Find the line containing "Extract the structured" in the entries; transcribe it and all remaining lines through the end, exactly as they appear, but not the pictures.

━━━━━━

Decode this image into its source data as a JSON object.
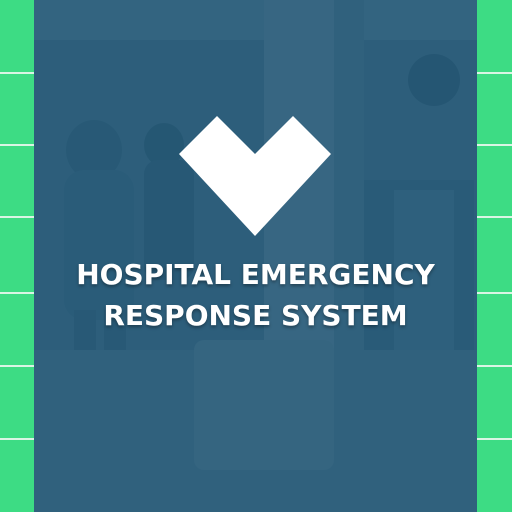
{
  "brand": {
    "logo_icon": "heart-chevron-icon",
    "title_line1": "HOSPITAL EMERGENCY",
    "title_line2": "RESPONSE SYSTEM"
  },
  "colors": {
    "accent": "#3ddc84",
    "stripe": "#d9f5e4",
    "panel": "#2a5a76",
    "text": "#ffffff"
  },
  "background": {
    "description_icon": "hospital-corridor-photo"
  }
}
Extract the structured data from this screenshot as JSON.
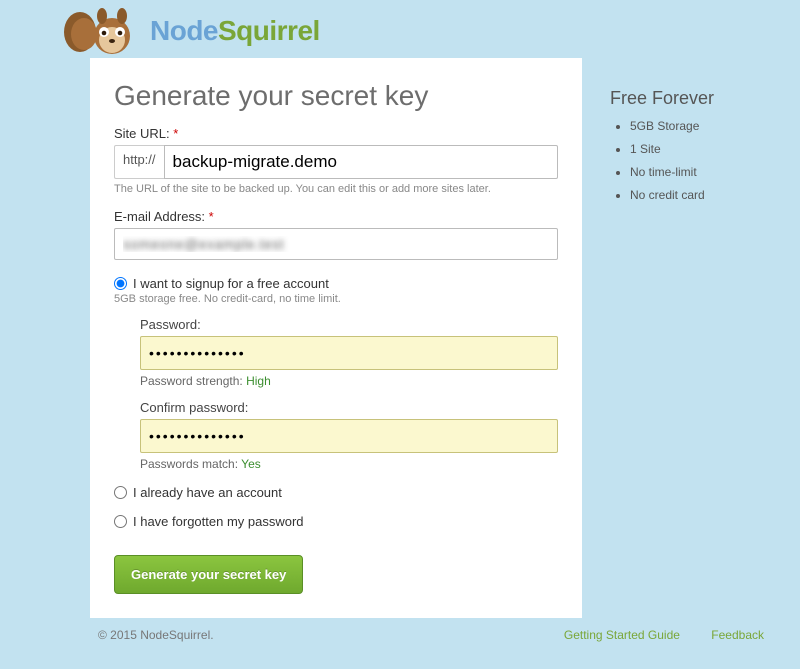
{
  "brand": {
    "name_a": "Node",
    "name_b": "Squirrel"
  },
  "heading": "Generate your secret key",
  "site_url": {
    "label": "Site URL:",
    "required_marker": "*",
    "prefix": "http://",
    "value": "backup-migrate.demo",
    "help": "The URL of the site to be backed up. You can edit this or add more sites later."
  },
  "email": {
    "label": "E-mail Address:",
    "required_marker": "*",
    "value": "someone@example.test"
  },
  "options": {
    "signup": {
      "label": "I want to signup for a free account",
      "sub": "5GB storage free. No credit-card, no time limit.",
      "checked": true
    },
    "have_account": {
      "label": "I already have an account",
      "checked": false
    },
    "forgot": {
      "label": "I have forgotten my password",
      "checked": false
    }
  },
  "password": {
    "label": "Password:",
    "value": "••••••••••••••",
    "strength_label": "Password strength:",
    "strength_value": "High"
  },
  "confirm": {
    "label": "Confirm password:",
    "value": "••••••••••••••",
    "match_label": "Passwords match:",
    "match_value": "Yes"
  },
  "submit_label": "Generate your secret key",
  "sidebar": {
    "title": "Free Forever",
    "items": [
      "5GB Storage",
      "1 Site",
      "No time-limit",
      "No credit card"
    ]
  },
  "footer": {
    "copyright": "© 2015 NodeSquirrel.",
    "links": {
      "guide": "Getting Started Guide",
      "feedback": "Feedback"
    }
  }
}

━━━━━━

[Expected answer]
Extract the structured data from this screenshot as JSON.
{
  "brand": {
    "name_a": "Node",
    "name_b": "Squirrel"
  },
  "heading": "Generate your secret key",
  "site_url": {
    "label": "Site URL:",
    "required_marker": "*",
    "prefix": "http://",
    "value": "backup-migrate.demo",
    "help": "The URL of the site to be backed up. You can edit this or add more sites later."
  },
  "email": {
    "label": "E-mail Address:",
    "required_marker": "*",
    "value": "someone@example.test"
  },
  "options": {
    "signup": {
      "label": "I want to signup for a free account",
      "sub": "5GB storage free. No credit-card, no time limit.",
      "checked": true
    },
    "have_account": {
      "label": "I already have an account",
      "checked": false
    },
    "forgot": {
      "label": "I have forgotten my password",
      "checked": false
    }
  },
  "password": {
    "label": "Password:",
    "value": "••••••••••••••",
    "strength_label": "Password strength:",
    "strength_value": "High"
  },
  "confirm": {
    "label": "Confirm password:",
    "value": "••••••••••••••",
    "match_label": "Passwords match:",
    "match_value": "Yes"
  },
  "submit_label": "Generate your secret key",
  "sidebar": {
    "title": "Free Forever",
    "items": [
      "5GB Storage",
      "1 Site",
      "No time-limit",
      "No credit card"
    ]
  },
  "footer": {
    "copyright": "© 2015 NodeSquirrel.",
    "links": {
      "guide": "Getting Started Guide",
      "feedback": "Feedback"
    }
  }
}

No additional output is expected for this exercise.